*EXERCISE BRIEF*
List each line of the data in which the string "далее" appears.
·····
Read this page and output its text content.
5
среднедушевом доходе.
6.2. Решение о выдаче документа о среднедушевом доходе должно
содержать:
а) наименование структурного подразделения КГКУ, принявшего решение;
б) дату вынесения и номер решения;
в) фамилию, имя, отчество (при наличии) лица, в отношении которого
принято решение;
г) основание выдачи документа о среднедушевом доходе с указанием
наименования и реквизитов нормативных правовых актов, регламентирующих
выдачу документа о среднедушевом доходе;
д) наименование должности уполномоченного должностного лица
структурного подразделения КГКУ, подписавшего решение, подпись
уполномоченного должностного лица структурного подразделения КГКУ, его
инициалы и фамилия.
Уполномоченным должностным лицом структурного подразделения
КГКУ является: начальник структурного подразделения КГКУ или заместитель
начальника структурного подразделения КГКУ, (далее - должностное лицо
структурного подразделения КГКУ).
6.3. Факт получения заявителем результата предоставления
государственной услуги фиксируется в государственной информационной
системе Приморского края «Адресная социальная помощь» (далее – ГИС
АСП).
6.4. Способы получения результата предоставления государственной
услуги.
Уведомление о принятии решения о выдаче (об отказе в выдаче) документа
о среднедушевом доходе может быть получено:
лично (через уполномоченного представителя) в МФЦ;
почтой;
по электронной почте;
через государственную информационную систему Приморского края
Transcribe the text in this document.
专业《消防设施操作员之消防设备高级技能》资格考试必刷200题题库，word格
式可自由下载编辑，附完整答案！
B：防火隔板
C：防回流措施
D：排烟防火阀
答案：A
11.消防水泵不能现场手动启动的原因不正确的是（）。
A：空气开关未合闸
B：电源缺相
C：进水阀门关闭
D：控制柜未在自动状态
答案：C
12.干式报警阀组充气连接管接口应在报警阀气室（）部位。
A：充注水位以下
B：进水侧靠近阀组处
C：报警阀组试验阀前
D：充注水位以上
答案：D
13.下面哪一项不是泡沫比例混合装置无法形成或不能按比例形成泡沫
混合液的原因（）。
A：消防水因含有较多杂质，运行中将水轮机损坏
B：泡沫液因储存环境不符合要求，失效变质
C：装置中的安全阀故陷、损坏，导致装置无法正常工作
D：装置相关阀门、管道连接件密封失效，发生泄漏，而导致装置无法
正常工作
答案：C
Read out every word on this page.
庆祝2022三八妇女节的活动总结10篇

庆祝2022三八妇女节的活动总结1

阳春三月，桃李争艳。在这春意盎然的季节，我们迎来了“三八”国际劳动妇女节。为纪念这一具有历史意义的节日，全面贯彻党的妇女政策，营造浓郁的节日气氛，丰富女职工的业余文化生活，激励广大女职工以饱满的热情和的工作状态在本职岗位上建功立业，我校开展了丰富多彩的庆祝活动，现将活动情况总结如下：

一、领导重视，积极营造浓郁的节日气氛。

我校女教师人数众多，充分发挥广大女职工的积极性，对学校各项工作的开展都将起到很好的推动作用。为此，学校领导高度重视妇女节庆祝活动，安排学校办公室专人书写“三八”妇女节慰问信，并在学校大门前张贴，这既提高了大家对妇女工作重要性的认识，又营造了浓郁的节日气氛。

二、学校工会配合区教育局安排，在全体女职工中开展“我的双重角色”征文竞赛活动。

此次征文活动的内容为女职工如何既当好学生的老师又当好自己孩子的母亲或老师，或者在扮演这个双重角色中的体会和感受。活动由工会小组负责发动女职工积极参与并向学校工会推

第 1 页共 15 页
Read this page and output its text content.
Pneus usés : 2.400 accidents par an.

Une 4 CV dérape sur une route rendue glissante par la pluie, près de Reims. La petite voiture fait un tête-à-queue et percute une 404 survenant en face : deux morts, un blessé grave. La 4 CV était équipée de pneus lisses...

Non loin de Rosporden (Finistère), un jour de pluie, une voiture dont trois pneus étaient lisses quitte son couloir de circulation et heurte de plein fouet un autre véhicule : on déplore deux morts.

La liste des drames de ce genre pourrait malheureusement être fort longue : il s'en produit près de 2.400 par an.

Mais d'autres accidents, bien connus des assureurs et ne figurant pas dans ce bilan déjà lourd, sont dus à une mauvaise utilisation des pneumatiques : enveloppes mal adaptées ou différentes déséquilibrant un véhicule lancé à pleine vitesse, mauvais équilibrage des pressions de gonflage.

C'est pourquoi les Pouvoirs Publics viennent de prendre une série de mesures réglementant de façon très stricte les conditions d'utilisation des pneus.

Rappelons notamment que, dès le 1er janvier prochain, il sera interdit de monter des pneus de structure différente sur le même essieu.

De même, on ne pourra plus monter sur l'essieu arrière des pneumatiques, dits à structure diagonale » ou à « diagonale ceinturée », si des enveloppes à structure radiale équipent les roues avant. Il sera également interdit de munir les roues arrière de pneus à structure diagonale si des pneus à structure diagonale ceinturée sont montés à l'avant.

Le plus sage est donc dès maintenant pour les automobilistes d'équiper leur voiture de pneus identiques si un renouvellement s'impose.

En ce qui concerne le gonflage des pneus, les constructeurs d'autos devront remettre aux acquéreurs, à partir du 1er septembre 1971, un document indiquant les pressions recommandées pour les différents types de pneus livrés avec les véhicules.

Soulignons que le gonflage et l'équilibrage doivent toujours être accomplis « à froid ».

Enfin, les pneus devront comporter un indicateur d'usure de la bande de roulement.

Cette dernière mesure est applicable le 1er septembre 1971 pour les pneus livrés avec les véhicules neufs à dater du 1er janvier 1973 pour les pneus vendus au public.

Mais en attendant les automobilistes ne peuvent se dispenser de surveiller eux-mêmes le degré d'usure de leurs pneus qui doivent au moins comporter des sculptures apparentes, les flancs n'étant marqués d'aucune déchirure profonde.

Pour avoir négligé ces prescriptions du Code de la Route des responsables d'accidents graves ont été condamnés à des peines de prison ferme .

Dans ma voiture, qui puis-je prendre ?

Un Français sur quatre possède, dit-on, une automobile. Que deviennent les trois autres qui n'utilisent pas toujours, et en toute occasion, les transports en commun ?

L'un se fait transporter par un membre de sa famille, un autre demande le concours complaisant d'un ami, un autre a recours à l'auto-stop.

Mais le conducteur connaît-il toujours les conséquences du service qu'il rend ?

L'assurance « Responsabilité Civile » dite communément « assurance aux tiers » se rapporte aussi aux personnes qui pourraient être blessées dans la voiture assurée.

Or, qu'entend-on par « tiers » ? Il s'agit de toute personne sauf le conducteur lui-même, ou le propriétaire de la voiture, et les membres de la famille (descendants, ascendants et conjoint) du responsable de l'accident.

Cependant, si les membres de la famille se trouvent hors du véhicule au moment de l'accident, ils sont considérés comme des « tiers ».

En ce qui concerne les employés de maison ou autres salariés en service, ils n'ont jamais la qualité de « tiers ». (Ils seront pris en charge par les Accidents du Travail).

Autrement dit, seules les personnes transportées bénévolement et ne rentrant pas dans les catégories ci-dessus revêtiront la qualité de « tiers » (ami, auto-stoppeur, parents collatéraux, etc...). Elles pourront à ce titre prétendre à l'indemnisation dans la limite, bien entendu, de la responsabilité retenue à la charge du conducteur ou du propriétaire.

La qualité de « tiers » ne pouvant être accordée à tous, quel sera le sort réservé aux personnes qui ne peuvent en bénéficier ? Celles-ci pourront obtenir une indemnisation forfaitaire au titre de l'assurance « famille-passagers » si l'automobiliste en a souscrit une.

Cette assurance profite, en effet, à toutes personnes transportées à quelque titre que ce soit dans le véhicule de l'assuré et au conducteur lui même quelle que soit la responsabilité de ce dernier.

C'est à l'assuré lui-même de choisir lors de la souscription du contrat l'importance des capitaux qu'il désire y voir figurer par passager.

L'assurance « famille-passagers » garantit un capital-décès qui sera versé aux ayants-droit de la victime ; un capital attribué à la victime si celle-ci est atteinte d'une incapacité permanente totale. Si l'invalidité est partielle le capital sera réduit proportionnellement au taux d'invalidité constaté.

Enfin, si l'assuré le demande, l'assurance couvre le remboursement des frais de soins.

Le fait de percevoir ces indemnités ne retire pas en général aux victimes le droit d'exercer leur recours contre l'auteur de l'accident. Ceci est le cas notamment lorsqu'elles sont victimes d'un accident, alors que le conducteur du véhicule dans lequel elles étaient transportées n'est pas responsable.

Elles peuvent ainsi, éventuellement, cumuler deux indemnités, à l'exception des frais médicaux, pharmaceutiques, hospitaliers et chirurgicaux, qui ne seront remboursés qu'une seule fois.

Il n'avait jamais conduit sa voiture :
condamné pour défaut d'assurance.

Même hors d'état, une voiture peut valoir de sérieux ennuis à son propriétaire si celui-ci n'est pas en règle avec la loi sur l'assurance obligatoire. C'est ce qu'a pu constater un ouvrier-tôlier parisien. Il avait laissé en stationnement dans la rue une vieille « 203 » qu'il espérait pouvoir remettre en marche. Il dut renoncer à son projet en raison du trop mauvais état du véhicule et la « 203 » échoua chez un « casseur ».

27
·····
*THE OUTPUT*
начальника структурного подразделения КГКУ, (далее - должностное лицо
системе Приморского края «Адресная социальная помощь» (далее – ГИС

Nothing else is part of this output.